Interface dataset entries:
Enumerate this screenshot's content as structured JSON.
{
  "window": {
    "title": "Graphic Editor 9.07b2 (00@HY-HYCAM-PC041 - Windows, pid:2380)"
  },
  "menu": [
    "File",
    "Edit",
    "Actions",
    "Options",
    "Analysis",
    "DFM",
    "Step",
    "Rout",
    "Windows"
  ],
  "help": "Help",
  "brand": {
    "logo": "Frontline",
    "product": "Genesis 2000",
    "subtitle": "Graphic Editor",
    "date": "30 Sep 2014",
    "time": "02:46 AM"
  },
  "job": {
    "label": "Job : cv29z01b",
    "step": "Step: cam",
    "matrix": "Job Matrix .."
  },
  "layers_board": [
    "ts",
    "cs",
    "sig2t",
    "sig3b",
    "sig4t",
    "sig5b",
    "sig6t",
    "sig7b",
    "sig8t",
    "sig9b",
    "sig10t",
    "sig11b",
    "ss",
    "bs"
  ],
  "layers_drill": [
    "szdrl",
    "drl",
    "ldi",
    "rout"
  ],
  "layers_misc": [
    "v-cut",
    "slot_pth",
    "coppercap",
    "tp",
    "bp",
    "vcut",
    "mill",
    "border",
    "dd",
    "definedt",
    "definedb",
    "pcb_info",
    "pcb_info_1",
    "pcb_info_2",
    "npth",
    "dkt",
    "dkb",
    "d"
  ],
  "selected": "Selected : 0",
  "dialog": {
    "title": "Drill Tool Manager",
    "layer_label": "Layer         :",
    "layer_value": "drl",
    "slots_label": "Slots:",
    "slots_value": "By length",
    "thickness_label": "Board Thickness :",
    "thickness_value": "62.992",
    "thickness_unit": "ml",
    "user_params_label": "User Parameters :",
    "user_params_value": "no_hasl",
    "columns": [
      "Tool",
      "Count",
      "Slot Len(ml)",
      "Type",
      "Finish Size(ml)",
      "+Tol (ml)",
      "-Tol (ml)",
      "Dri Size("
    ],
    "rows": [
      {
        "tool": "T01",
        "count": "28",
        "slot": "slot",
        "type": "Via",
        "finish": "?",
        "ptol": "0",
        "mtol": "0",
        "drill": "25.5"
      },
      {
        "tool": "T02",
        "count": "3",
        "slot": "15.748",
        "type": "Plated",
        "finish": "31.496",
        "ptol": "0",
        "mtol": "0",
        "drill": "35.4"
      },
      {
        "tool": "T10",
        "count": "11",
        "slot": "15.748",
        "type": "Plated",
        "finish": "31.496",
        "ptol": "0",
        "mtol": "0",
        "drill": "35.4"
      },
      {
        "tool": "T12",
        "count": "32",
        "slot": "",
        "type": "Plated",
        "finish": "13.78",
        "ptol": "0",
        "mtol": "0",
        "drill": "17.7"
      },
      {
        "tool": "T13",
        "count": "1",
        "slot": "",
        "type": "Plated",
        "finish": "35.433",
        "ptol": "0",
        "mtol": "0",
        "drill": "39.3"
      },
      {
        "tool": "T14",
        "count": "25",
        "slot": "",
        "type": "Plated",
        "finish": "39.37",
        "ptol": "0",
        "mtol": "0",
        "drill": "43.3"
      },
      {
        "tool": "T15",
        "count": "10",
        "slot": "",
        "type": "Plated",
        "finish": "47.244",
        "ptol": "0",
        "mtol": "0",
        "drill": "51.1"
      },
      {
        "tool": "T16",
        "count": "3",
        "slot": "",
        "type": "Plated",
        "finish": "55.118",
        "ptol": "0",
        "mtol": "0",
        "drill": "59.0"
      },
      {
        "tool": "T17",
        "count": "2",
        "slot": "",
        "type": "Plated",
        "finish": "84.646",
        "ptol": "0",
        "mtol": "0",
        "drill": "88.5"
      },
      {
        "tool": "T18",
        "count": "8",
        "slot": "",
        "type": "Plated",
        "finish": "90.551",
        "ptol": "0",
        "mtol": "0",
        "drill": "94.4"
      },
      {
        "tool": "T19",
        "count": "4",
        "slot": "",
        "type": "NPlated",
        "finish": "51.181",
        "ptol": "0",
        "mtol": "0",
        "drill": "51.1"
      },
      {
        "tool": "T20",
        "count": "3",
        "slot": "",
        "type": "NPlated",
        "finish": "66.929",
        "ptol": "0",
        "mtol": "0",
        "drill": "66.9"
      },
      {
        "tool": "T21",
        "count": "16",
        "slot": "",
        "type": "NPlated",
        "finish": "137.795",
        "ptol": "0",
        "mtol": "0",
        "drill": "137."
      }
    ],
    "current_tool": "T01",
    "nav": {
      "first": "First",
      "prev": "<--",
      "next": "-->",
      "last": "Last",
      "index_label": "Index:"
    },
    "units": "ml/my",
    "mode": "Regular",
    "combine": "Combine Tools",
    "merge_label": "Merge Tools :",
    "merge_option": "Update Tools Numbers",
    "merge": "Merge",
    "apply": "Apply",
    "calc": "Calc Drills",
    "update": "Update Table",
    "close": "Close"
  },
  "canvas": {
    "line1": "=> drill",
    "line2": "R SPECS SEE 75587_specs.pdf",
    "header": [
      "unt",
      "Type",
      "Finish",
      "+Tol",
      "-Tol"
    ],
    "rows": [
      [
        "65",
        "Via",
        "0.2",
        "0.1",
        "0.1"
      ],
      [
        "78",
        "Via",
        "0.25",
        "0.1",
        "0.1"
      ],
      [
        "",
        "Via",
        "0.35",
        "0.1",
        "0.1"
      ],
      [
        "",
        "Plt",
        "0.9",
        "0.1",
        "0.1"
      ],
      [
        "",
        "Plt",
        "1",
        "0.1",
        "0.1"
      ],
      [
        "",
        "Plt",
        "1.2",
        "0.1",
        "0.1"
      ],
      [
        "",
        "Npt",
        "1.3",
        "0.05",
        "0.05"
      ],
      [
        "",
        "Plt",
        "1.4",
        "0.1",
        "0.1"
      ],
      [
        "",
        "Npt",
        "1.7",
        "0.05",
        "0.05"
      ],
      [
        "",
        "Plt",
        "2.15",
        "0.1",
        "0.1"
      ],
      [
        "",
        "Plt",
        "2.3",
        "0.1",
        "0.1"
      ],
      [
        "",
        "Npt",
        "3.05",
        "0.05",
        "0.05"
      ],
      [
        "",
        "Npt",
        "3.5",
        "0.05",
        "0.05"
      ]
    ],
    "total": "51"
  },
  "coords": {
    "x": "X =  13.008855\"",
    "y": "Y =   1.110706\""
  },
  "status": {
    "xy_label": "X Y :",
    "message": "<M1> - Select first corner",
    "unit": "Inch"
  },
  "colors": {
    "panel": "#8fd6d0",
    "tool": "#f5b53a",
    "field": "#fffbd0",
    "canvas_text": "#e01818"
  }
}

■ Description of the task ■
Every line of the data should be output exactly as it was given.

■ Solved exercise ■
Enumerate this screenshot's content as structured JSON.
{
  "window": {
    "title": "Graphic Editor 9.07b2 (00@HY-HYCAM-PC041 - Windows, pid:2380)"
  },
  "menu": [
    "File",
    "Edit",
    "Actions",
    "Options",
    "Analysis",
    "DFM",
    "Step",
    "Rout",
    "Windows"
  ],
  "help": "Help",
  "brand": {
    "logo": "Frontline",
    "product": "Genesis 2000",
    "subtitle": "Graphic Editor",
    "date": "30 Sep 2014",
    "time": "02:46 AM"
  },
  "job": {
    "label": "Job : cv29z01b",
    "step": "Step: cam",
    "matrix": "Job Matrix .."
  },
  "layers_board": [
    "ts",
    "cs",
    "sig2t",
    "sig3b",
    "sig4t",
    "sig5b",
    "sig6t",
    "sig7b",
    "sig8t",
    "sig9b",
    "sig10t",
    "sig11b",
    "ss",
    "bs"
  ],
  "layers_drill": [
    "szdrl",
    "drl",
    "ldi",
    "rout"
  ],
  "layers_misc": [
    "v-cut",
    "slot_pth",
    "coppercap",
    "tp",
    "bp",
    "vcut",
    "mill",
    "border",
    "dd",
    "definedt",
    "definedb",
    "pcb_info",
    "pcb_info_1",
    "pcb_info_2",
    "npth",
    "dkt",
    "dkb",
    "d"
  ],
  "selected": "Selected : 0",
  "dialog": {
    "title": "Drill Tool Manager",
    "layer_label": "Layer         :",
    "layer_value": "drl",
    "slots_label": "Slots:",
    "slots_value": "By length",
    "thickness_label": "Board Thickness :",
    "thickness_value": "62.992",
    "thickness_unit": "ml",
    "user_params_label": "User Parameters :",
    "user_params_value": "no_hasl",
    "columns": [
      "Tool",
      "Count",
      "Slot Len(ml)",
      "Type",
      "Finish Size(ml)",
      "+Tol (ml)",
      "-Tol (ml)",
      "Dri Size("
    ],
    "rows": [
      {
        "tool": "T01",
        "count": "28",
        "slot": "slot",
        "type": "Via",
        "finish": "?",
        "ptol": "0",
        "mtol": "0",
        "drill": "25.5"
      },
      {
        "tool": "T02",
        "count": "3",
        "slot": "15.748",
        "type": "Plated",
        "finish": "31.496",
        "ptol": "0",
        "mtol": "0",
        "drill": "35.4"
      },
      {
        "tool": "T10",
        "count": "11",
        "slot": "15.748",
        "type": "Plated",
        "finish": "31.496",
        "ptol": "0",
        "mtol": "0",
        "drill": "35.4"
      },
      {
        "tool": "T12",
        "count": "32",
        "slot": "",
        "type": "Plated",
        "finish": "13.78",
        "ptol": "0",
        "mtol": "0",
        "drill": "17.7"
      },
      {
        "tool": "T13",
        "count": "1",
        "slot": "",
        "type": "Plated",
        "finish": "35.433",
        "ptol": "0",
        "mtol": "0",
        "drill": "39.3"
      },
      {
        "tool": "T14",
        "count": "25",
        "slot": "",
        "type": "Plated",
        "finish": "39.37",
        "ptol": "0",
        "mtol": "0",
        "drill": "43.3"
      },
      {
        "tool": "T15",
        "count": "10",
        "slot": "",
        "type": "Plated",
        "finish": "47.244",
        "ptol": "0",
        "mtol": "0",
        "drill": "51.1"
      },
      {
        "tool": "T16",
        "count": "3",
        "slot": "",
        "type": "Plated",
        "finish": "55.118",
        "ptol": "0",
        "mtol": "0",
        "drill": "59.0"
      },
      {
        "tool": "T17",
        "count": "2",
        "slot": "",
        "type": "Plated",
        "finish": "84.646",
        "ptol": "0",
        "mtol": "0",
        "drill": "88.5"
      },
      {
        "tool": "T18",
        "count": "8",
        "slot": "",
        "type": "Plated",
        "finish": "90.551",
        "ptol": "0",
        "mtol": "0",
        "drill": "94.4"
      },
      {
        "tool": "T19",
        "count": "4",
        "slot": "",
        "type": "NPlated",
        "finish": "51.181",
        "ptol": "0",
        "mtol": "0",
        "drill": "51.1"
      },
      {
        "tool": "T20",
        "count": "3",
        "slot": "",
        "type": "NPlated",
        "finish": "66.929",
        "ptol": "0",
        "mtol": "0",
        "drill": "66.9"
      },
      {
        "tool": "T21",
        "count": "16",
        "slot": "",
        "type": "NPlated",
        "finish": "137.795",
        "ptol": "0",
        "mtol": "0",
        "drill": "137."
      }
    ],
    "current_tool": "T01",
    "nav": {
      "first": "First",
      "prev": "<--",
      "next": "-->",
      "last": "Last",
      "index_label": "Index:"
    },
    "units": "ml/my",
    "mode": "Regular",
    "combine": "Combine Tools",
    "merge_label": "Merge Tools :",
    "merge_option": "Update Tools Numbers",
    "merge": "Merge",
    "apply": "Apply",
    "calc": "Calc Drills",
    "update": "Update Table",
    "close": "Close"
  },
  "canvas": {
    "line1": "=> drill",
    "line2": "R SPECS SEE 75587_specs.pdf",
    "header": [
      "unt",
      "Type",
      "Finish",
      "+Tol",
      "-Tol"
    ],
    "rows": [
      [
        "65",
        "Via",
        "0.2",
        "0.1",
        "0.1"
      ],
      [
        "78",
        "Via",
        "0.25",
        "0.1",
        "0.1"
      ],
      [
        "",
        "Via",
        "0.35",
        "0.1",
        "0.1"
      ],
      [
        "",
        "Plt",
        "0.9",
        "0.1",
        "0.1"
      ],
      [
        "",
        "Plt",
        "1",
        "0.1",
        "0.1"
      ],
      [
        "",
        "Plt",
        "1.2",
        "0.1",
        "0.1"
      ],
      [
        "",
        "Npt",
        "1.3",
        "0.05",
        "0.05"
      ],
      [
        "",
        "Plt",
        "1.4",
        "0.1",
        "0.1"
      ],
      [
        "",
        "Npt",
        "1.7",
        "0.05",
        "0.05"
      ],
      [
        "",
        "Plt",
        "2.15",
        "0.1",
        "0.1"
      ],
      [
        "",
        "Plt",
        "2.3",
        "0.1",
        "0.1"
      ],
      [
        "",
        "Npt",
        "3.05",
        "0.05",
        "0.05"
      ],
      [
        "",
        "Npt",
        "3.5",
        "0.05",
        "0.05"
      ]
    ],
    "total": "51"
  },
  "coords": {
    "x": "X =  13.008855\"",
    "y": "Y =   1.110706\""
  },
  "status": {
    "xy_label": "X Y :",
    "message": "<M1> - Select first corner",
    "unit": "Inch"
  },
  "colors": {
    "panel": "#8fd6d0",
    "tool": "#f5b53a",
    "field": "#fffbd0",
    "canvas_text": "#e01818"
  }
}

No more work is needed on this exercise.